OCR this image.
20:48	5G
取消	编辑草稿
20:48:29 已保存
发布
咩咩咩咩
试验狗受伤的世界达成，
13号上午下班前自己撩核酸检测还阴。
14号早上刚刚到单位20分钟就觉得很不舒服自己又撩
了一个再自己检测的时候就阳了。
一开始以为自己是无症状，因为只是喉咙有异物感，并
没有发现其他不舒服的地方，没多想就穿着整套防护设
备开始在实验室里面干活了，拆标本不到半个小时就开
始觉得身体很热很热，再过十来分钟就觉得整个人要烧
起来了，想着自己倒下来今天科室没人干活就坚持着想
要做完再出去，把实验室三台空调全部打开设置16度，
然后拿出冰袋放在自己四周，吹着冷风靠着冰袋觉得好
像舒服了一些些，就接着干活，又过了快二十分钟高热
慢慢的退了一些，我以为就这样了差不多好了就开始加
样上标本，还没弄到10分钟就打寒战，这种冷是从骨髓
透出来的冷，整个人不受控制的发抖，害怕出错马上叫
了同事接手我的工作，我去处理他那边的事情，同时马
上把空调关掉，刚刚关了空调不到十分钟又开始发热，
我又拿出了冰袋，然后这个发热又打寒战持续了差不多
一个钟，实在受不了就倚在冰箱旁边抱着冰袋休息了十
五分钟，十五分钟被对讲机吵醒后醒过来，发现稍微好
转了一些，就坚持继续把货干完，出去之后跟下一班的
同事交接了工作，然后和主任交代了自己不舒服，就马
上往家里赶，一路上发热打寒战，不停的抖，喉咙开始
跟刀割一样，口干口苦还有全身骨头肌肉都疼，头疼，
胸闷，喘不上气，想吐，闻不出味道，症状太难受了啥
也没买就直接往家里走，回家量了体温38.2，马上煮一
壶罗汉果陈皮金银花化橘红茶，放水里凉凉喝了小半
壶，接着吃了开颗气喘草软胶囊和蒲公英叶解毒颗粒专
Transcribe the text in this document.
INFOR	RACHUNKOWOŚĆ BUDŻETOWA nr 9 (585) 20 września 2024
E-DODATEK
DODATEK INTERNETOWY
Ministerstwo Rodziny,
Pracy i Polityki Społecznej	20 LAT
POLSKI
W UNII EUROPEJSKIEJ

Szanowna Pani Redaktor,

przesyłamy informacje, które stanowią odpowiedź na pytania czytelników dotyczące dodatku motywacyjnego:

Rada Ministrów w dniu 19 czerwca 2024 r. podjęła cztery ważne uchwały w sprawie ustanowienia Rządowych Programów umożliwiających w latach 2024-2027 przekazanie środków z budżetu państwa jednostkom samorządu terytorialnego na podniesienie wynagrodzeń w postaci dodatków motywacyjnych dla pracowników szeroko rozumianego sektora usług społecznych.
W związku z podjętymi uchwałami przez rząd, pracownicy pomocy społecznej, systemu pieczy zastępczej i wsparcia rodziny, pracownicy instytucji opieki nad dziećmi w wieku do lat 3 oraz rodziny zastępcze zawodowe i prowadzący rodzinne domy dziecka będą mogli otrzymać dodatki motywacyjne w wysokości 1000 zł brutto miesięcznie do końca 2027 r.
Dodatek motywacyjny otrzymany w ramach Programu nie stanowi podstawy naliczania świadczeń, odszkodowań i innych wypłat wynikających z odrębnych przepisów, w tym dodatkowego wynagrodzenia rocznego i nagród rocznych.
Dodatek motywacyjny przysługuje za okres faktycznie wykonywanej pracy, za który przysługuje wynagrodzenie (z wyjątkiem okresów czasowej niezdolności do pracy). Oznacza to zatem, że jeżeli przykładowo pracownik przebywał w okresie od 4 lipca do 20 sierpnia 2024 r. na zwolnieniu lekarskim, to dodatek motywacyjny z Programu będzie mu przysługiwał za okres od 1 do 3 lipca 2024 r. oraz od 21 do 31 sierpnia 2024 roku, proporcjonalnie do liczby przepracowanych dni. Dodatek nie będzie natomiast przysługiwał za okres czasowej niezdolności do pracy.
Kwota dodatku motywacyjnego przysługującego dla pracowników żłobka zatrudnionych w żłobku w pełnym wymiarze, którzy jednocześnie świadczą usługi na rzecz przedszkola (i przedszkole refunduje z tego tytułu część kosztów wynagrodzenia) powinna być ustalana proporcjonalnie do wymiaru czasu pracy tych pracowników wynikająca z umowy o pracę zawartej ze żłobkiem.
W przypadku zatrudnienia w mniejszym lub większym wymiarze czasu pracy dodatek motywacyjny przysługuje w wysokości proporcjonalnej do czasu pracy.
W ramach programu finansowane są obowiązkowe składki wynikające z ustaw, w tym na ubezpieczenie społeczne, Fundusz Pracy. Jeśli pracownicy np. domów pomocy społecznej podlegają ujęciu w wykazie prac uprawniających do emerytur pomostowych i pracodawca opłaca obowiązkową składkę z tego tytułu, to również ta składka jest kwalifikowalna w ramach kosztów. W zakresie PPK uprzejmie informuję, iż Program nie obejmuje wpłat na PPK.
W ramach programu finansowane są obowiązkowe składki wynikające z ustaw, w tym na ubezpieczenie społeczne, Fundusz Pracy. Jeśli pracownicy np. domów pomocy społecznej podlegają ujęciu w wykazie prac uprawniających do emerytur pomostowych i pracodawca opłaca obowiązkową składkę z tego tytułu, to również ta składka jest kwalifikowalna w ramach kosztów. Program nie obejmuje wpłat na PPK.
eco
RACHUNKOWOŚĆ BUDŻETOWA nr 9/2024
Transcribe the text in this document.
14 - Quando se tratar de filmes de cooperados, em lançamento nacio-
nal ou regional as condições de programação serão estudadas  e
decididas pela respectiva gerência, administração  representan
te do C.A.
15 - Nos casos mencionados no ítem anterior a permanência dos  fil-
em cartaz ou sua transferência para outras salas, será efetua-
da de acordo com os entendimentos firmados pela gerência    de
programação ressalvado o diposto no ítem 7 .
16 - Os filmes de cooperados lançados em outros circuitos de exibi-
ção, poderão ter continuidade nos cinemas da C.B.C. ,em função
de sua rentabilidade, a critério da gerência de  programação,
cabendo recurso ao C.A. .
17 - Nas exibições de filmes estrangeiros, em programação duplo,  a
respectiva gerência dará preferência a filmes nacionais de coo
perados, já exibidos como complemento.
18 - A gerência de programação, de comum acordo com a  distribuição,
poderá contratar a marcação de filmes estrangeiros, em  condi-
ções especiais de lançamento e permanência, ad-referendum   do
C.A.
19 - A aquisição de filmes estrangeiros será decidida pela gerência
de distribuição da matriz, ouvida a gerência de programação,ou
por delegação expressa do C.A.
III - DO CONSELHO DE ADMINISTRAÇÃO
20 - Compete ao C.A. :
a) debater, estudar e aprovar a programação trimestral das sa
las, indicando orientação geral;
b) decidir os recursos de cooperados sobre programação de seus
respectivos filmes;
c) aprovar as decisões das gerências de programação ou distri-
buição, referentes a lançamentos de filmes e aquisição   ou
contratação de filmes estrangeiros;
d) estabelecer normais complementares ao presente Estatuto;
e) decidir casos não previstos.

-- Direction --
Copy down the material exactly as written.

-- Output of the exercise --
OCR this image.
20:48	5G
取消	编辑草稿
20:48:29 已保存
发布
咩咩咩咩
试验狗受伤的世界达成，
13号上午下班前自己撩核酸检测还阴。
14号早上刚刚到单位20分钟就觉得很不舒服自己又撩
了一个再自己检测的时候就阳了。
一开始以为自己是无症状，因为只是喉咙有异物感，并
没有发现其他不舒服的地方，没多想就穿着整套防护设
备开始在实验室里面干活了，拆标本不到半个小时就开
始觉得身体很热很热，再过十来分钟就觉得整个人要烧
起来了，想着自己倒下来今天科室没人干活就坚持着想
要做完再出去，把实验室三台空调全部打开设置16度，
然后拿出冰袋放在自己四周，吹着冷风靠着冰袋觉得好
像舒服了一些些，就接着干活，又过了快二十分钟高热
慢慢的退了一些，我以为就这样了差不多好了就开始加
样上标本，还没弄到10分钟就打寒战，这种冷是从骨髓
透出来的冷，整个人不受控制的发抖，害怕出错马上叫
了同事接手我的工作，我去处理他那边的事情，同时马
上把空调关掉，刚刚关了空调不到十分钟又开始发热，
我又拿出了冰袋，然后这个发热又打寒战持续了差不多
一个钟，实在受不了就倚在冰箱旁边抱着冰袋休息了十
五分钟，十五分钟被对讲机吵醒后醒过来，发现稍微好
转了一些，就坚持继续把货干完，出去之后跟下一班的
同事交接了工作，然后和主任交代了自己不舒服，就马
上往家里赶，一路上发热打寒战，不停的抖，喉咙开始
跟刀割一样，口干口苦还有全身骨头肌肉都疼，头疼，
胸闷，喘不上气，想吐，闻不出味道，症状太难受了啥
也没买就直接往家里走，回家量了体温38.2，马上煮一
壶罗汉果陈皮金银花化橘红茶，放水里凉凉喝了小半
壶，接着吃了开颗气喘草软胶囊和蒲公英叶解毒颗粒专
Transcribe the text in this document.
INFOR	RACHUNKOWOŚĆ BUDŻETOWA nr 9 (585) 20 września 2024
E-DODATEK
DODATEK INTERNETOWY
Ministerstwo Rodziny,
Pracy i Polityki Społecznej	20 LAT
POLSKI
W UNII EUROPEJSKIEJ

Szanowna Pani Redaktor,

przesyłamy informacje, które stanowią odpowiedź na pytania czytelników dotyczące dodatku motywacyjnego:

Rada Ministrów w dniu 19 czerwca 2024 r. podjęła cztery ważne uchwały w sprawie ustanowienia Rządowych Programów umożliwiających w latach 2024-2027 przekazanie środków z budżetu państwa jednostkom samorządu terytorialnego na podniesienie wynagrodzeń w postaci dodatków motywacyjnych dla pracowników szeroko rozumianego sektora usług społecznych.
W związku z podjętymi uchwałami przez rząd, pracownicy pomocy społecznej, systemu pieczy zastępczej i wsparcia rodziny, pracownicy instytucji opieki nad dziećmi w wieku do lat 3 oraz rodziny zastępcze zawodowe i prowadzący rodzinne domy dziecka będą mogli otrzymać dodatki motywacyjne w wysokości 1000 zł brutto miesięcznie do końca 2027 r.
Dodatek motywacyjny otrzymany w ramach Programu nie stanowi podstawy naliczania świadczeń, odszkodowań i innych wypłat wynikających z odrębnych przepisów, w tym dodatkowego wynagrodzenia rocznego i nagród rocznych.
Dodatek motywacyjny przysługuje za okres faktycznie wykonywanej pracy, za który przysługuje wynagrodzenie (z wyjątkiem okresów czasowej niezdolności do pracy). Oznacza to zatem, że jeżeli przykładowo pracownik przebywał w okresie od 4 lipca do 20 sierpnia 2024 r. na zwolnieniu lekarskim, to dodatek motywacyjny z Programu będzie mu przysługiwał za okres od 1 do 3 lipca 2024 r. oraz od 21 do 31 sierpnia 2024 roku, proporcjonalnie do liczby przepracowanych dni. Dodatek nie będzie natomiast przysługiwał za okres czasowej niezdolności do pracy.
Kwota dodatku motywacyjnego przysługującego dla pracowników żłobka zatrudnionych w żłobku w pełnym wymiarze, którzy jednocześnie świadczą usługi na rzecz przedszkola (i przedszkole refunduje z tego tytułu część kosztów wynagrodzenia) powinna być ustalana proporcjonalnie do wymiaru czasu pracy tych pracowników wynikająca z umowy o pracę zawartej ze żłobkiem.
W przypadku zatrudnienia w mniejszym lub większym wymiarze czasu pracy dodatek motywacyjny przysługuje w wysokości proporcjonalnej do czasu pracy.
W ramach programu finansowane są obowiązkowe składki wynikające z ustaw, w tym na ubezpieczenie społeczne, Fundusz Pracy. Jeśli pracownicy np. domów pomocy społecznej podlegają ujęciu w wykazie prac uprawniających do emerytur pomostowych i pracodawca opłaca obowiązkową składkę z tego tytułu, to również ta składka jest kwalifikowalna w ramach kosztów. W zakresie PPK uprzejmie informuję, iż Program nie obejmuje wpłat na PPK.
W ramach programu finansowane są obowiązkowe składki wynikające z ustaw, w tym na ubezpieczenie społeczne, Fundusz Pracy. Jeśli pracownicy np. domów pomocy społecznej podlegają ujęciu w wykazie prac uprawniających do emerytur pomostowych i pracodawca opłaca obowiązkową składkę z tego tytułu, to również ta składka jest kwalifikowalna w ramach kosztów. Program nie obejmuje wpłat na PPK.
eco
RACHUNKOWOŚĆ BUDŻETOWA nr 9/2024
Transcribe the text in this document.
14 - Quando se tratar de filmes de cooperados, em lançamento nacio-
nal ou regional as condições de programação serão estudadas  e
decididas pela respectiva gerência, administração  representan
te do C.A.
15 - Nos casos mencionados no ítem anterior a permanência dos  fil-
em cartaz ou sua transferência para outras salas, será efetua-
da de acordo com os entendimentos firmados pela gerência    de
programação ressalvado o diposto no ítem 7 .
16 - Os filmes de cooperados lançados em outros circuitos de exibi-
ção, poderão ter continuidade nos cinemas da C.B.C. ,em função
de sua rentabilidade, a critério da gerência de  programação,
cabendo recurso ao C.A. .
17 - Nas exibições de filmes estrangeiros, em programação duplo,  a
respectiva gerência dará preferência a filmes nacionais de coo
perados, já exibidos como complemento.
18 - A gerência de programação, de comum acordo com a  distribuição,
poderá contratar a marcação de filmes estrangeiros, em  condi-
ções especiais de lançamento e permanência, ad-referendum   do
C.A.
19 - A aquisição de filmes estrangeiros será decidida pela gerência
de distribuição da matriz, ouvida a gerência de programação,ou
por delegação expressa do C.A.
III - DO CONSELHO DE ADMINISTRAÇÃO
20 - Compete ao C.A. :
a) debater, estudar e aprovar a programação trimestral das sa
las, indicando orientação geral;
b) decidir os recursos de cooperados sobre programação de seus
respectivos filmes;
c) aprovar as decisões das gerências de programação ou distri-
buição, referentes a lançamentos de filmes e aquisição   ou
contratação de filmes estrangeiros;
d) estabelecer normais complementares ao presente Estatuto;
e) decidir casos não previstos.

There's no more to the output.